Exercise.
Rewrite the part that opens with the line containing "Itemize the components" and closes with the line containing "key-label: J [376, 197, 381, 208]", replacing "key-label" with "key-caption" and leaving everything else unchanged.

(Collected data entries)
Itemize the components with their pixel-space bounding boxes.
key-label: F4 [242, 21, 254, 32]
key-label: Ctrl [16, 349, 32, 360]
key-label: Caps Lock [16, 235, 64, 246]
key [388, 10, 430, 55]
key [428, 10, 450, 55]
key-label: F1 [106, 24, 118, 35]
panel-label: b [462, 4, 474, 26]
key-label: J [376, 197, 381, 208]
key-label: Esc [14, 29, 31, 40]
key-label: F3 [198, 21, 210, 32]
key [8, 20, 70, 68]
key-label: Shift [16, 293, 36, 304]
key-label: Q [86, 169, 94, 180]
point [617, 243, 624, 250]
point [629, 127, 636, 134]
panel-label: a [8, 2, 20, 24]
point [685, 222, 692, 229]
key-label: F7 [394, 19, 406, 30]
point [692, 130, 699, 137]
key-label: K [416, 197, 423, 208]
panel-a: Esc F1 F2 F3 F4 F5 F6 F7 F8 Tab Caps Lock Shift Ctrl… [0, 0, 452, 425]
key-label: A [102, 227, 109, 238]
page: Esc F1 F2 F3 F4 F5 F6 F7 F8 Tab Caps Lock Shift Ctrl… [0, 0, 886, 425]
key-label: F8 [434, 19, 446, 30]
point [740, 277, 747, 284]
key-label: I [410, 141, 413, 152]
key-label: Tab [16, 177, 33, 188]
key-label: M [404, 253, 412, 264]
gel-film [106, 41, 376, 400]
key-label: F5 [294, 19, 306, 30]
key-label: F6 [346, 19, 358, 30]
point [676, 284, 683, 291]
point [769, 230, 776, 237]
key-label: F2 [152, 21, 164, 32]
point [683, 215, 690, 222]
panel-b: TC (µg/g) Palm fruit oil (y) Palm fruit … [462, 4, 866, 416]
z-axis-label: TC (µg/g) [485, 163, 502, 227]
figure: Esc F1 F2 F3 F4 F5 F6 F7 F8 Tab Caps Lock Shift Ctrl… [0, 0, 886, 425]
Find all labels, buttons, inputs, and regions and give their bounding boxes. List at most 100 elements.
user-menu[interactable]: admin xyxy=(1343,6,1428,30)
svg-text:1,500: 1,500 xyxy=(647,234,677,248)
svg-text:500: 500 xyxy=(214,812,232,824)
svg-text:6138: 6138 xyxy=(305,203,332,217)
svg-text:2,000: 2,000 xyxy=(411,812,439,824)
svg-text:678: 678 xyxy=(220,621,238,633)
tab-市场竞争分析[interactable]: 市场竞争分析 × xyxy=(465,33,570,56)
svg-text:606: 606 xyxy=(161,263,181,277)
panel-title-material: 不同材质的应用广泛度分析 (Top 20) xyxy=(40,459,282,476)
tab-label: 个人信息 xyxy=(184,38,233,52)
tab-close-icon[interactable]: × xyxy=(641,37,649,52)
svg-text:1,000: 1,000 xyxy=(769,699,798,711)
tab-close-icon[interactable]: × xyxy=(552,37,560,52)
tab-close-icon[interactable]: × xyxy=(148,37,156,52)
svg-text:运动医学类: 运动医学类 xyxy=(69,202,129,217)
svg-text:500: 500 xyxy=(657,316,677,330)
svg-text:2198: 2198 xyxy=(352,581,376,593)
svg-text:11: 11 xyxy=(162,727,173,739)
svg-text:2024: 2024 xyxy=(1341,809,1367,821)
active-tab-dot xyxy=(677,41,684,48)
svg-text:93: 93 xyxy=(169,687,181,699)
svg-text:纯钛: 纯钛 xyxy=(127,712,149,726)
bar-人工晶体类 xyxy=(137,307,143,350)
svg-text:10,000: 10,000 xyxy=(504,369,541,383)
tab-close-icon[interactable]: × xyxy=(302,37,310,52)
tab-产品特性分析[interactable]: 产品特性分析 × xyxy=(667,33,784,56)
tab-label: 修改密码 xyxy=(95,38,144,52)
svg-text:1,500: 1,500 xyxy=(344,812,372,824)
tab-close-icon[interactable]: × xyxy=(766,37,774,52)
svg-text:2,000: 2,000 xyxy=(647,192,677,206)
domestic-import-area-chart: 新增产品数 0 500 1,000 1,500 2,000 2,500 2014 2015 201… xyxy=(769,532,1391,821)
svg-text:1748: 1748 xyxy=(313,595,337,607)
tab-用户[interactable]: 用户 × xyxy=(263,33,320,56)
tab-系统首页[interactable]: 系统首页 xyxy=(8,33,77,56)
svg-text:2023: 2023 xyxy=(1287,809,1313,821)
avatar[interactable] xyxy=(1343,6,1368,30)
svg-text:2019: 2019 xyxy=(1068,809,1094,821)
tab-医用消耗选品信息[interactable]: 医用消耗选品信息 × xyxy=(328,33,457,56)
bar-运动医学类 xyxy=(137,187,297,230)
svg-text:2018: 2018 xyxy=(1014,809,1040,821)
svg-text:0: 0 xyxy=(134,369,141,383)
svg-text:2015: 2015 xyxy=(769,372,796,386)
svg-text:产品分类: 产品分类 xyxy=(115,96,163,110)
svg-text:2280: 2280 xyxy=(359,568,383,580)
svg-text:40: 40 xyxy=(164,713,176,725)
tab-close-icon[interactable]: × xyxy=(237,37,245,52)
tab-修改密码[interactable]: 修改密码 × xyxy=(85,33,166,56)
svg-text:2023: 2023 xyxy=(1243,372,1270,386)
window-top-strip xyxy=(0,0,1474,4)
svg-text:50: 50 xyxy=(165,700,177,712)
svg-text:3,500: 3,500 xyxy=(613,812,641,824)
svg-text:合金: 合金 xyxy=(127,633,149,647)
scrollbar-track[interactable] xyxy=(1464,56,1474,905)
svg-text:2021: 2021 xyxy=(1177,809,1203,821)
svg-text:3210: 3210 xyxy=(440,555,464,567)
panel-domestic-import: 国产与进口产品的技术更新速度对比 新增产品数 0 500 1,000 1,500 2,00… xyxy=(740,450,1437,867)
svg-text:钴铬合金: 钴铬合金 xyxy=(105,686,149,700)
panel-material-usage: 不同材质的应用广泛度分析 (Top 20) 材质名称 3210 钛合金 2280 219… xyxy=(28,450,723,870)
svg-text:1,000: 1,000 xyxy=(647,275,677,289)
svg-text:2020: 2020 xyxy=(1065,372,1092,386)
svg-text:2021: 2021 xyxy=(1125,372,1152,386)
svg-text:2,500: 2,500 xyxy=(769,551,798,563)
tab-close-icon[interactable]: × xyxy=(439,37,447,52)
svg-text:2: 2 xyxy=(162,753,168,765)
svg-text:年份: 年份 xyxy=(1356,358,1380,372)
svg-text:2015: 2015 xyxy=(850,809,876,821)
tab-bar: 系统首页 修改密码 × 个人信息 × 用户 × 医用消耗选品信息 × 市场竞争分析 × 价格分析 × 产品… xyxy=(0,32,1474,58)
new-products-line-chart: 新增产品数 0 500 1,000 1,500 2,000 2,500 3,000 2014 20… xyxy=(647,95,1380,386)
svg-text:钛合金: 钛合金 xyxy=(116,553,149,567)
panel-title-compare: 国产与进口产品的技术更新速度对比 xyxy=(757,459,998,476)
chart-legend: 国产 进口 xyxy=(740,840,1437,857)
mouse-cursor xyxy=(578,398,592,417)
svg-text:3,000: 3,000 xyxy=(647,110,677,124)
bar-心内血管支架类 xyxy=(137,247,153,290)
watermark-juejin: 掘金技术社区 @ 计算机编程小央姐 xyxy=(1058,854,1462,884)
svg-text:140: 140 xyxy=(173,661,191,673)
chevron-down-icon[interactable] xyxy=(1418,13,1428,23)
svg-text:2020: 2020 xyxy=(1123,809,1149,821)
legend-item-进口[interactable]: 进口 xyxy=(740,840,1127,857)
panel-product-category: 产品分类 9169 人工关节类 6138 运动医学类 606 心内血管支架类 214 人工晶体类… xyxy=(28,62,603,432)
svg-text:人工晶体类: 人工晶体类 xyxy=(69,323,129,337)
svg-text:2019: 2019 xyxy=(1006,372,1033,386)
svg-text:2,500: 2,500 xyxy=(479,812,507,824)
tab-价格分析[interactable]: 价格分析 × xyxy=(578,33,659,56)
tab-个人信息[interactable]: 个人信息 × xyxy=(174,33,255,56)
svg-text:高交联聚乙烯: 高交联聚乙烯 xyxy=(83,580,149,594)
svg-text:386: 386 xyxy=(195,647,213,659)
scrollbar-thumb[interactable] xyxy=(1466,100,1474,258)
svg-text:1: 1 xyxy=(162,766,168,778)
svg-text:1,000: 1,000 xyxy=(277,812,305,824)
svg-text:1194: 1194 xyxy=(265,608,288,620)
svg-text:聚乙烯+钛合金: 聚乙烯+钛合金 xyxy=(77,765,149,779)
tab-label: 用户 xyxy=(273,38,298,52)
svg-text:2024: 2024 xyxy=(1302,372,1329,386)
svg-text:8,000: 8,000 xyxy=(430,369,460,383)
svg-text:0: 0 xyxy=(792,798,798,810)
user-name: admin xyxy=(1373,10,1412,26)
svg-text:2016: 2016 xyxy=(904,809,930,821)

--

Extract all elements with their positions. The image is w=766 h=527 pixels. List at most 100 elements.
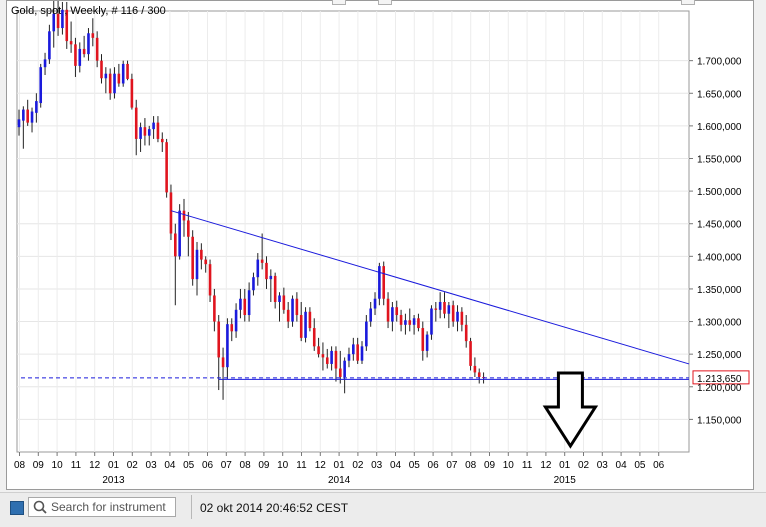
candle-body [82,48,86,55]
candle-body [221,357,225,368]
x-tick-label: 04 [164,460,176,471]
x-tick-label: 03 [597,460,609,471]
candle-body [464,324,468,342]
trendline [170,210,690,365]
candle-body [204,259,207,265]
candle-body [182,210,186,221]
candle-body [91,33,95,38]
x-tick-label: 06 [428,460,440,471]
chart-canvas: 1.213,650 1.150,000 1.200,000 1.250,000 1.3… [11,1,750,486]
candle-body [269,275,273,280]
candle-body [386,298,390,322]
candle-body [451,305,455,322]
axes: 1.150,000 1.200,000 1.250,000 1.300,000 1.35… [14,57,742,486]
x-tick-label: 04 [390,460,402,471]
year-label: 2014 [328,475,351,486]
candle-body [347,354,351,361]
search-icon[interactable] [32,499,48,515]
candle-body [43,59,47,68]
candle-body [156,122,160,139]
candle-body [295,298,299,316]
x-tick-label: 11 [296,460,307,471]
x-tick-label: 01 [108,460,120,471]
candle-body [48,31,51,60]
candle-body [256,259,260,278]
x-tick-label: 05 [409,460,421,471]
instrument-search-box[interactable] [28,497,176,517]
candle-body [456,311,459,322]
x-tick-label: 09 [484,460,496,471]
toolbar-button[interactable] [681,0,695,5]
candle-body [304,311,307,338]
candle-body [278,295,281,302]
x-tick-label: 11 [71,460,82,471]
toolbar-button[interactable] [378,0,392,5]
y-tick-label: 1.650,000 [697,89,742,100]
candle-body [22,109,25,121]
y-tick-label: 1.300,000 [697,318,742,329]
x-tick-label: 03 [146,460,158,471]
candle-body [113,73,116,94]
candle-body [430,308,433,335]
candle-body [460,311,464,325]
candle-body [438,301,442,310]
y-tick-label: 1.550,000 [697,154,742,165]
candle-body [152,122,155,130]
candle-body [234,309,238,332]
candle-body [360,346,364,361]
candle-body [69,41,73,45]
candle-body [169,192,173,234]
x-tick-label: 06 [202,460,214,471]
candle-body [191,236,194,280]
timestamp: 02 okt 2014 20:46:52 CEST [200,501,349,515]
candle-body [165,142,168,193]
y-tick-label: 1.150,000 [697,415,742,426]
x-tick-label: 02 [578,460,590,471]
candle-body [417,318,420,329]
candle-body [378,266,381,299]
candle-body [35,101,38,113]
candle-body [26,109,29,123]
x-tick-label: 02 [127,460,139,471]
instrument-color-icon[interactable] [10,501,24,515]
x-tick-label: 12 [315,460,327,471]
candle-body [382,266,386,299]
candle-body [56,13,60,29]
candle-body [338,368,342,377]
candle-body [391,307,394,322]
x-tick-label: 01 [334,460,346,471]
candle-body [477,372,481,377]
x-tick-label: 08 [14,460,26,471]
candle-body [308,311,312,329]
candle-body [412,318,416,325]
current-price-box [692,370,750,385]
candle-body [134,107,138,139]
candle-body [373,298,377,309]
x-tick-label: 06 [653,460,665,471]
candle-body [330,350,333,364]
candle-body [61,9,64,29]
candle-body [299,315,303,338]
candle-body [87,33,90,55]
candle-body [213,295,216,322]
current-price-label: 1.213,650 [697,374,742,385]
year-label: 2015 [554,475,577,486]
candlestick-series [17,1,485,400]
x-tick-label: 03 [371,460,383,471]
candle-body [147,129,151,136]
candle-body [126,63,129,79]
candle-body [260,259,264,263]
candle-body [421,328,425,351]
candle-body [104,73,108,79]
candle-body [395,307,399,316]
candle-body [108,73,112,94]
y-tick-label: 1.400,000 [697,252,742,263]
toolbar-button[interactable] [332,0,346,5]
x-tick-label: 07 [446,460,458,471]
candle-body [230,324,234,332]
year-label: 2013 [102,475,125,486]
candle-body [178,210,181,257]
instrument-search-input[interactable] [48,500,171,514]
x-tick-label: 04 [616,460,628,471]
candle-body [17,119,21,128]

Complete output.
Itemize the components with their pixel-space bounding boxes.
key-caption: F4 [242, 21, 254, 32]
key-caption: Ctrl [16, 349, 32, 360]
key-caption: Caps Lock [16, 235, 64, 246]
key [388, 10, 430, 55]
key [428, 10, 450, 55]
key-caption: F1 [106, 24, 118, 35]
panel-label: b [462, 4, 474, 26]
key-caption: J [376, 197, 381, 208]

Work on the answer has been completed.